Directions for this task: From the listing below, pull out every line where the string "微课在幼儿教育中的应用与思考" appears.

— Begin Data extract —

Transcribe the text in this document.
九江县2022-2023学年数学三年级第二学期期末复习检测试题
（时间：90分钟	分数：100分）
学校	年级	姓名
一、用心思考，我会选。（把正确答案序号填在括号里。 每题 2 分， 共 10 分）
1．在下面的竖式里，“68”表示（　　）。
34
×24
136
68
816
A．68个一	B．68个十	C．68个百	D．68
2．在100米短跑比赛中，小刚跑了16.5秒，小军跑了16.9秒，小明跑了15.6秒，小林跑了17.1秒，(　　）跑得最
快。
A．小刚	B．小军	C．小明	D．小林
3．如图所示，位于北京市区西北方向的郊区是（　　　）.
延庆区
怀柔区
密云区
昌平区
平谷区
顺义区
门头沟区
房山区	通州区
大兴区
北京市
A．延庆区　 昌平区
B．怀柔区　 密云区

— End Data extract —
— Begin Data extract —

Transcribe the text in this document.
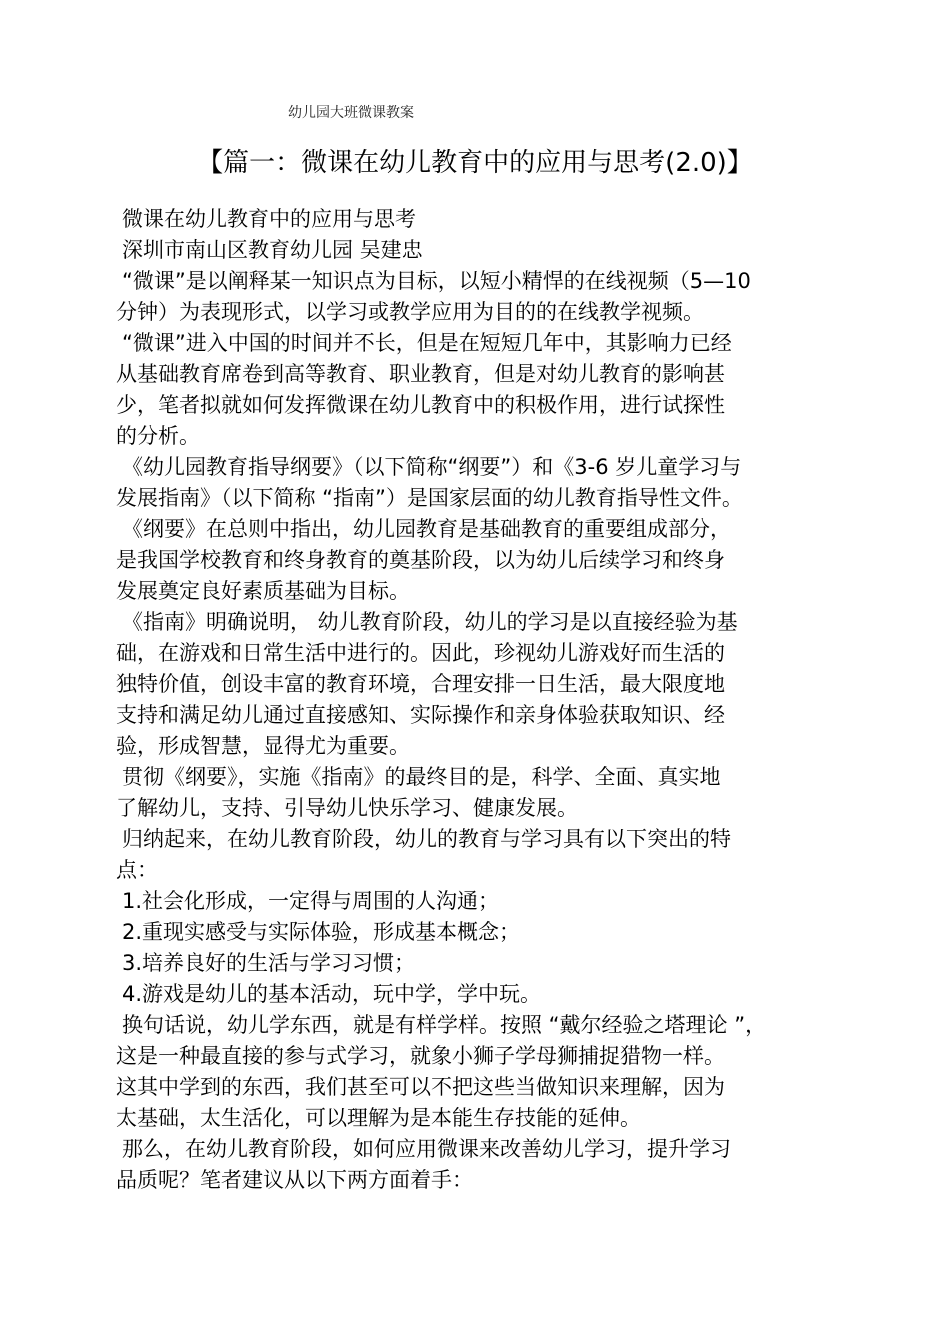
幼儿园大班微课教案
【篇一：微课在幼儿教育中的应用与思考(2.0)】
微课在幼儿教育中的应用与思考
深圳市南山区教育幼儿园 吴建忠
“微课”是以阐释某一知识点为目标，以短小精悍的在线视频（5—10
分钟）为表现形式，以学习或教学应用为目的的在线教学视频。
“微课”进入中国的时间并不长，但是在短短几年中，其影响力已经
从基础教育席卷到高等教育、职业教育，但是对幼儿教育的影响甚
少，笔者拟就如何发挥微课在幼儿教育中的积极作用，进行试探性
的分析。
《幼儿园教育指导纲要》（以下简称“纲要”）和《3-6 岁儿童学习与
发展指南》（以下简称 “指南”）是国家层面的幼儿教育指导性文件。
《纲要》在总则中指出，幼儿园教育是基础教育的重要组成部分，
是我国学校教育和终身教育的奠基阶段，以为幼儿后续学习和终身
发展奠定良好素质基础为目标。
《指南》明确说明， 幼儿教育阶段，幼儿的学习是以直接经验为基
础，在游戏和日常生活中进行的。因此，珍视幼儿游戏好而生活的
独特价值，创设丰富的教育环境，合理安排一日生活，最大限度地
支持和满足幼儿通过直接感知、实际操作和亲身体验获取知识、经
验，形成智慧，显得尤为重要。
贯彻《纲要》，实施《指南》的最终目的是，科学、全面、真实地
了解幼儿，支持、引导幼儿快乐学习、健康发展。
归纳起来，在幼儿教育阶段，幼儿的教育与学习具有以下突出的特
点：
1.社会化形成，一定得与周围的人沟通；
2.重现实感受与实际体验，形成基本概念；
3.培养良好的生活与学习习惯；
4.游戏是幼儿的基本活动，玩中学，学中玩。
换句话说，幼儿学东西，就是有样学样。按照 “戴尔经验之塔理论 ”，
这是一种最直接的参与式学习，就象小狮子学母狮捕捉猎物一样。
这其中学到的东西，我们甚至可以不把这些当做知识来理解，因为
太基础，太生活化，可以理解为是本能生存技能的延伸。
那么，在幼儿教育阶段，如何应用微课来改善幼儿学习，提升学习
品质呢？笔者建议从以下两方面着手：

— End Data extract —

Exercise solution:
【篇一：微课在幼儿教育中的应用与思考(2.0)】
微课在幼儿教育中的应用与思考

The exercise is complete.